What you need to do:
How would you say this sentence from the article on Afghan security forces in Spanish: "Such a withdrawal would disrupt ongoing U.S. efforts to advise and equip the Afghan military."

While the Afghan forces fought back and regained ground and a bit of the momentum, Dunford said the Taliban will mount another assault next summer.
“If we have a good political transition, that will propel the Afghan forces into 2015,” said Dunford, who is becoming the next commandant of the Marine Corps.
That smooth transition in Afghanistan, however, is still in doubt.
The April 6 voting to elect a successor to President Hamid Karzai resulted in a runoff between former Foreign Minister Abdullah Abdullah and ex-Finance Minister Ashraf Ghani Ahmadzai.
Abdullah received the most votes in the first round but failed to get enough to win. Ghani Ahmadzai appeared to be ahead in the runoff but both men have claimed fraud, and Abdullah is now threatening to pull out of the election audit.
If the dispute drags on, and there is no Afghan leader to sign a key U.S. security agreement, all American forces will be withdrawn at the end of this year. Such a withdrawal would disrupt ongoing U.S. efforts to advise and equip the Afghan military. And it could demoralize the Afghan forces and fuel the Taliban’s fight.
Gen. Martin Dempsey, chairman of the Joint Chiefs of Staff, said the development of the Afghan forces has been very positive, particularly during the two elections this year. He said they are being challenged in the south, and also are working on developing the critical budget, procurement and logistic systems.

Supplied data:
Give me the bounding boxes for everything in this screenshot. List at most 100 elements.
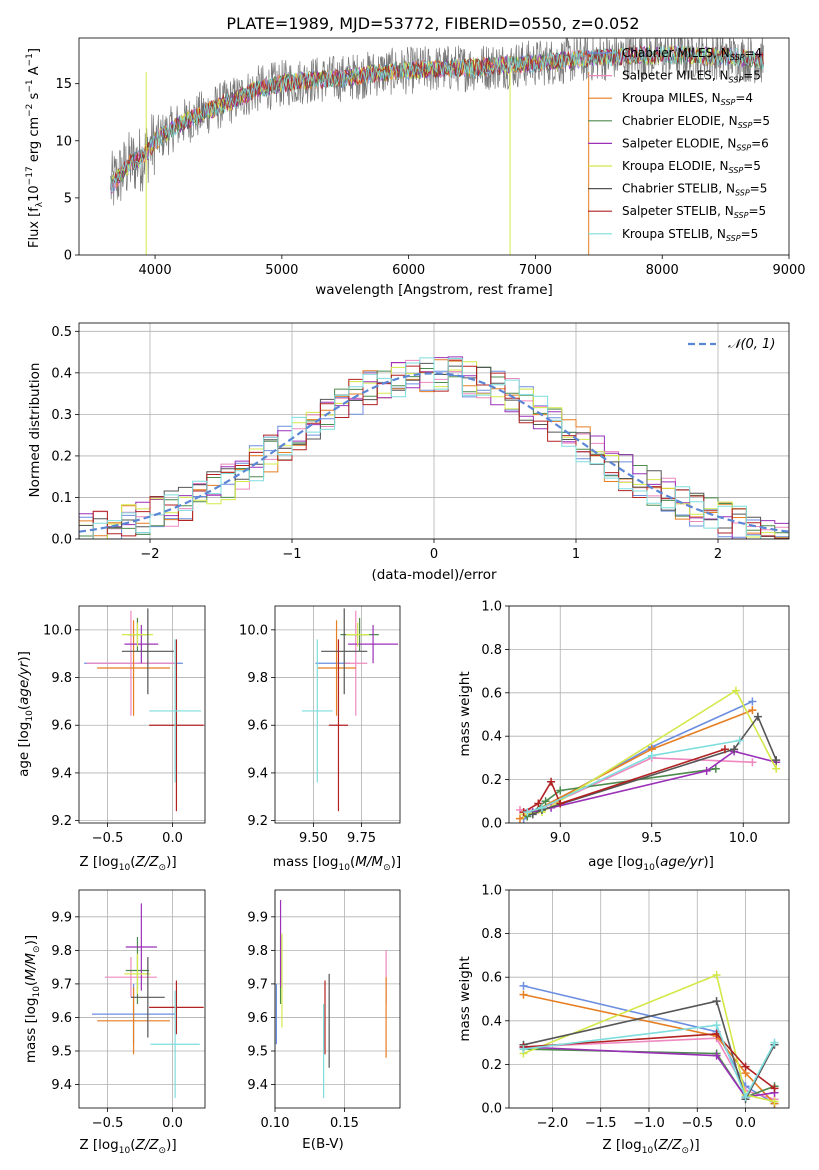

Task solution:
Una retirada así perturbaría los esfuerzos en curso de Estados Unidos para asesorar y equipar al ejército afgano.